◆ **Written request**: Write out all the material exactly. Leave nothing out.

=== Supplied data ===

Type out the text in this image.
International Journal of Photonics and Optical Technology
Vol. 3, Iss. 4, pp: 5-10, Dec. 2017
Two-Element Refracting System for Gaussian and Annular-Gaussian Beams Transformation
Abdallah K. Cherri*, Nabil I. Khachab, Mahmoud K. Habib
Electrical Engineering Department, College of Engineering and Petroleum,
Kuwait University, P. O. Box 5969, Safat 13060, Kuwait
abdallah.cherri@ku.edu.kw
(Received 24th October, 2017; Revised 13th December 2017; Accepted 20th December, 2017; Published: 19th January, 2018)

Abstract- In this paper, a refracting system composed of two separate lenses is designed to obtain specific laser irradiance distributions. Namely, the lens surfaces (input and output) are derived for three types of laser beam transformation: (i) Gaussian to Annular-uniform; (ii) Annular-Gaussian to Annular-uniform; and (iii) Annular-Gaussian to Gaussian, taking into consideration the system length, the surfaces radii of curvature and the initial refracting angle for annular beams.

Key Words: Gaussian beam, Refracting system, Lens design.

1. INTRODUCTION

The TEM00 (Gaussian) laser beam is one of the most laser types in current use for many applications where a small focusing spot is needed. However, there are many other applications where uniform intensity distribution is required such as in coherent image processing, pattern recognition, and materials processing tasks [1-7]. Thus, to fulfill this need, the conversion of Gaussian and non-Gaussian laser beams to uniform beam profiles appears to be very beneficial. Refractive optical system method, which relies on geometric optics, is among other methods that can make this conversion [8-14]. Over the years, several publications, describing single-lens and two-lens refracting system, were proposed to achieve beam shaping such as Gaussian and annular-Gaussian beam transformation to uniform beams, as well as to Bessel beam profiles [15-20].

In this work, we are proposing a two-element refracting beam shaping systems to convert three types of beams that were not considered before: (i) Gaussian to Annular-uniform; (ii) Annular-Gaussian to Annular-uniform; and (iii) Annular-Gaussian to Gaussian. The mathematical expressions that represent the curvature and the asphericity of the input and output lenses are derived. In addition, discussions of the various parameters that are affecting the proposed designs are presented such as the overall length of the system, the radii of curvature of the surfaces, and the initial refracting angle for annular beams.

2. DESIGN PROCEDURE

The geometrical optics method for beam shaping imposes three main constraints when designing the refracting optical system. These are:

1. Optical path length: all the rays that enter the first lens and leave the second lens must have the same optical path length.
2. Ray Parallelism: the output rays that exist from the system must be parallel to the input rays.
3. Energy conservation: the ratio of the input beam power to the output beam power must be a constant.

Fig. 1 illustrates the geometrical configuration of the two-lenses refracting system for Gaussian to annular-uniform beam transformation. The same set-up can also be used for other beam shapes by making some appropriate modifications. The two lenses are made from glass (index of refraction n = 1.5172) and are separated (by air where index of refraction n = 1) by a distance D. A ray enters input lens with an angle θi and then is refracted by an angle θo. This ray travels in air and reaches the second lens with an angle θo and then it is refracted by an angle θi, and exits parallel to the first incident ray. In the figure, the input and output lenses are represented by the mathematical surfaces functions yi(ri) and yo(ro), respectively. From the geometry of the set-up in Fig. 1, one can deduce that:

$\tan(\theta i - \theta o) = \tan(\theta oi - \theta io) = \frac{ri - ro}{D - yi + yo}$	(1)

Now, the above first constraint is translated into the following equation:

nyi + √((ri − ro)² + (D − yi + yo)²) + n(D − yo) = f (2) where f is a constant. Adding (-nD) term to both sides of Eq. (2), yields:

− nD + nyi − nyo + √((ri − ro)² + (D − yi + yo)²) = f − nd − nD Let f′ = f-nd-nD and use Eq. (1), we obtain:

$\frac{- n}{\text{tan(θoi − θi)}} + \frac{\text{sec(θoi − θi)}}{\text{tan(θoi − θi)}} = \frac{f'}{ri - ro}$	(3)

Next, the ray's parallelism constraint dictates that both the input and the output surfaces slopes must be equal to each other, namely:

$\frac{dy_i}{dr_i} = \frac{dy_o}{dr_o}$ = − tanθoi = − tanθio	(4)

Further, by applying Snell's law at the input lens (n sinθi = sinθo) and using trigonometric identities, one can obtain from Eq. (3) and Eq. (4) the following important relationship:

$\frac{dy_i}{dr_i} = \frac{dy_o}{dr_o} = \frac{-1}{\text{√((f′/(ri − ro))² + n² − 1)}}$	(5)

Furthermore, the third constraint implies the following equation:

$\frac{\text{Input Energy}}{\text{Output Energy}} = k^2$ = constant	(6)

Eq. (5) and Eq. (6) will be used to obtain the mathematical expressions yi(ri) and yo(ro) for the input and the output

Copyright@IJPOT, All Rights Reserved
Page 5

===

◆ **The completed task**:
Type out the text in this image.
International Journal of Photonics and Optical Technology
Vol. 3, Iss. 4, pp: 5-10, Dec. 2017
Two-Element Refracting System for Gaussian and Annular-Gaussian Beams Transformation
Abdallah K. Cherri*, Nabil I. Khachab, Mahmoud K. Habib
Electrical Engineering Department, College of Engineering and Petroleum,
Kuwait University, P. O. Box 5969, Safat 13060, Kuwait
abdallah.cherri@ku.edu.kw
(Received 24th October, 2017; Revised 13th December 2017; Accepted 20th December, 2017; Published: 19th January, 2018)

Abstract- In this paper, a refracting system composed of two separate lenses is designed to obtain specific laser irradiance distributions. Namely, the lens surfaces (input and output) are derived for three types of laser beam transformation: (i) Gaussian to Annular-uniform; (ii) Annular-Gaussian to Annular-uniform; and (iii) Annular-Gaussian to Gaussian, taking into consideration the system length, the surfaces radii of curvature and the initial refracting angle for annular beams.

Key Words: Gaussian beam, Refracting system, Lens design.

1. INTRODUCTION

The TEM00 (Gaussian) laser beam is one of the most laser types in current use for many applications where a small focusing spot is needed. However, there are many other applications where uniform intensity distribution is required such as in coherent image processing, pattern recognition, and materials processing tasks [1-7]. Thus, to fulfill this need, the conversion of Gaussian and non-Gaussian laser beams to uniform beam profiles appears to be very beneficial. Refractive optical system method, which relies on geometric optics, is among other methods that can make this conversion [8-14]. Over the years, several publications, describing single-lens and two-lens refracting system, were proposed to achieve beam shaping such as Gaussian and annular-Gaussian beam transformation to uniform beams, as well as to Bessel beam profiles [15-20].

In this work, we are proposing a two-element refracting beam shaping systems to convert three types of beams that were not considered before: (i) Gaussian to Annular-uniform; (ii) Annular-Gaussian to Annular-uniform; and (iii) Annular-Gaussian to Gaussian. The mathematical expressions that represent the curvature and the asphericity of the input and output lenses are derived. In addition, discussions of the various parameters that are affecting the proposed designs are presented such as the overall length of the system, the radii of curvature of the surfaces, and the initial refracting angle for annular beams.

2. DESIGN PROCEDURE

The geometrical optics method for beam shaping imposes three main constraints when designing the refracting optical system. These are:

1. Optical path length: all the rays that enter the first lens and leave the second lens must have the same optical path length.
2. Ray Parallelism: the output rays that exist from the system must be parallel to the input rays.
3. Energy conservation: the ratio of the input beam power to the output beam power must be a constant.

Fig. 1 illustrates the geometrical configuration of the two-lenses refracting system for Gaussian to annular-uniform beam transformation. The same set-up can also be used for other beam shapes by making some appropriate modifications. The two lenses are made from glass (index of refraction n = 1.5172) and are separated (by air where index of refraction n = 1) by a distance D. A ray enters input lens with an angle θi and then is refracted by an angle θo. This ray travels in air and reaches the second lens with an angle θo and then it is refracted by an angle θi, and exits parallel to the first incident ray. In the figure, the input and output lenses are represented by the mathematical surfaces functions yi(ri) and yo(ro), respectively. From the geometry of the set-up in Fig. 1, one can deduce that:

$\tan(\theta i - \theta o) = \tan(\theta oi - \theta io) = \frac{ri - ro}{D - yi + yo}$	(1)

Now, the above first constraint is translated into the following equation:

nyi + √((ri − ro)² + (D − yi + yo)²) + n(D − yo) = f (2) where f is a constant. Adding (-nD) term to both sides of Eq. (2), yields:

− nD + nyi − nyo + √((ri − ro)² + (D − yi + yo)²) = f − nd − nD Let f′ = f-nd-nD and use Eq. (1), we obtain:

$\frac{- n}{\text{tan(θoi − θi)}} + \frac{\text{sec(θoi − θi)}}{\text{tan(θoi − θi)}} = \frac{f'}{ri - ro}$	(3)

Next, the ray's parallelism constraint dictates that both the input and the output surfaces slopes must be equal to each other, namely:

$\frac{dy_i}{dr_i} = \frac{dy_o}{dr_o}$ = − tanθoi = − tanθio	(4)

Further, by applying Snell's law at the input lens (n sinθi = sinθo) and using trigonometric identities, one can obtain from Eq. (3) and Eq. (4) the following important relationship:

$\frac{dy_i}{dr_i} = \frac{dy_o}{dr_o} = \frac{-1}{\text{√((f′/(ri − ro))² + n² − 1)}}$	(5)

Furthermore, the third constraint implies the following equation:

$\frac{\text{Input Energy}}{\text{Output Energy}} = k^2$ = constant	(6)

Eq. (5) and Eq. (6) will be used to obtain the mathematical expressions yi(ri) and yo(ro) for the input and the output

Copyright@IJPOT, All Rights Reserved
Page 5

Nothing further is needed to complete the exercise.